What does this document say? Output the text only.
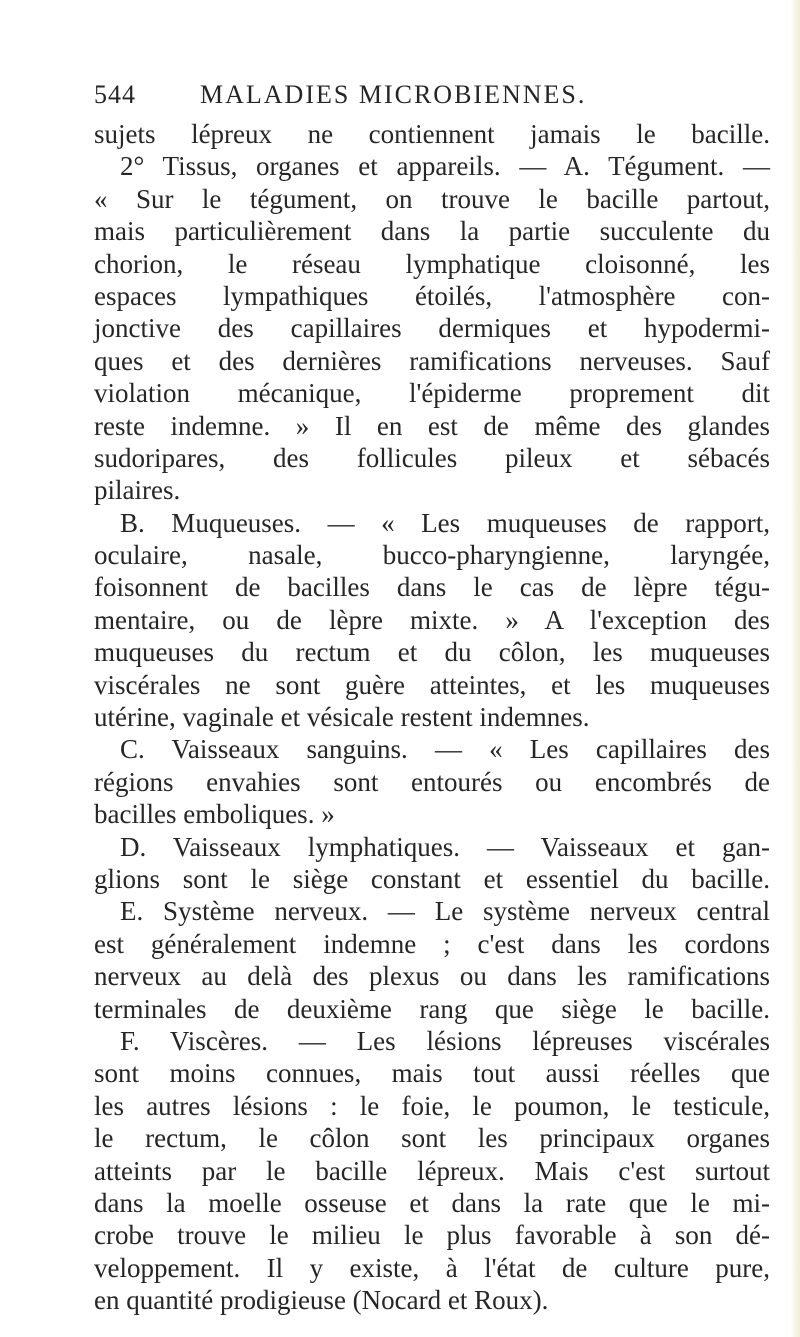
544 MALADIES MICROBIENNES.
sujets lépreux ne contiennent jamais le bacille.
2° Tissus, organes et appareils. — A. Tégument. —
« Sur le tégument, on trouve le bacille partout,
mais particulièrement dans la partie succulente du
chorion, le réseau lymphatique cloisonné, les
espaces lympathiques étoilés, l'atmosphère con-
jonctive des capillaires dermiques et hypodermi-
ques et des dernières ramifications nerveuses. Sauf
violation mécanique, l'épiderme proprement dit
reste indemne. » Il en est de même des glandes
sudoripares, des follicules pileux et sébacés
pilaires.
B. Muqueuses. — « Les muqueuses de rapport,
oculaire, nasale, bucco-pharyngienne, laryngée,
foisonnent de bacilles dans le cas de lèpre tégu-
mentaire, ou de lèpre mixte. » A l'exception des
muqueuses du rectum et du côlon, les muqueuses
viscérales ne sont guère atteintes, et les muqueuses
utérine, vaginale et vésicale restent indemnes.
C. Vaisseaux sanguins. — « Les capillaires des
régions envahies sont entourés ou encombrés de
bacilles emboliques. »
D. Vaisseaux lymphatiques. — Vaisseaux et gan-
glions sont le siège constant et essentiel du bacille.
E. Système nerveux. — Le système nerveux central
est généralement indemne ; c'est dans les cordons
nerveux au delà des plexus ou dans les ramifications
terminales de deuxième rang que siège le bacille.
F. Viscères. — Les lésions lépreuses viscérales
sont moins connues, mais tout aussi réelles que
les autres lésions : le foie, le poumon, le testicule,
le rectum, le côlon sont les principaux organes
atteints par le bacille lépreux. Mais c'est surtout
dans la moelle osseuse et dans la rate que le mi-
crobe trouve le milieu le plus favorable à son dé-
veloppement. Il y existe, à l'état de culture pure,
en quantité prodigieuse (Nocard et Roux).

----

### PROBLEM REQUIREMENTS
Without the pictures, transcribe the listing above exactly.

### WRITTEN REPLY
What does this document say? Output the text only.
544 MALADIES MICROBIENNES.
sujets lépreux ne contiennent jamais le bacille.
2° Tissus, organes et appareils. — A. Tégument. —
« Sur le tégument, on trouve le bacille partout,
mais particulièrement dans la partie succulente du
chorion, le réseau lymphatique cloisonné, les
espaces lympathiques étoilés, l'atmosphère con-
jonctive des capillaires dermiques et hypodermi-
ques et des dernières ramifications nerveuses. Sauf
violation mécanique, l'épiderme proprement dit
reste indemne. » Il en est de même des glandes
sudoripares, des follicules pileux et sébacés
pilaires.
B. Muqueuses. — « Les muqueuses de rapport,
oculaire, nasale, bucco-pharyngienne, laryngée,
foisonnent de bacilles dans le cas de lèpre tégu-
mentaire, ou de lèpre mixte. » A l'exception des
muqueuses du rectum et du côlon, les muqueuses
viscérales ne sont guère atteintes, et les muqueuses
utérine, vaginale et vésicale restent indemnes.
C. Vaisseaux sanguins. — « Les capillaires des
régions envahies sont entourés ou encombrés de
bacilles emboliques. »
D. Vaisseaux lymphatiques. — Vaisseaux et gan-
glions sont le siège constant et essentiel du bacille.
E. Système nerveux. — Le système nerveux central
est généralement indemne ; c'est dans les cordons
nerveux au delà des plexus ou dans les ramifications
terminales de deuxième rang que siège le bacille.
F. Viscères. — Les lésions lépreuses viscérales
sont moins connues, mais tout aussi réelles que
les autres lésions : le foie, le poumon, le testicule,
le rectum, le côlon sont les principaux organes
atteints par le bacille lépreux. Mais c'est surtout
dans la moelle osseuse et dans la rate que le mi-
crobe trouve le milieu le plus favorable à son dé-
veloppement. Il y existe, à l'état de culture pure,
en quantité prodigieuse (Nocard et Roux).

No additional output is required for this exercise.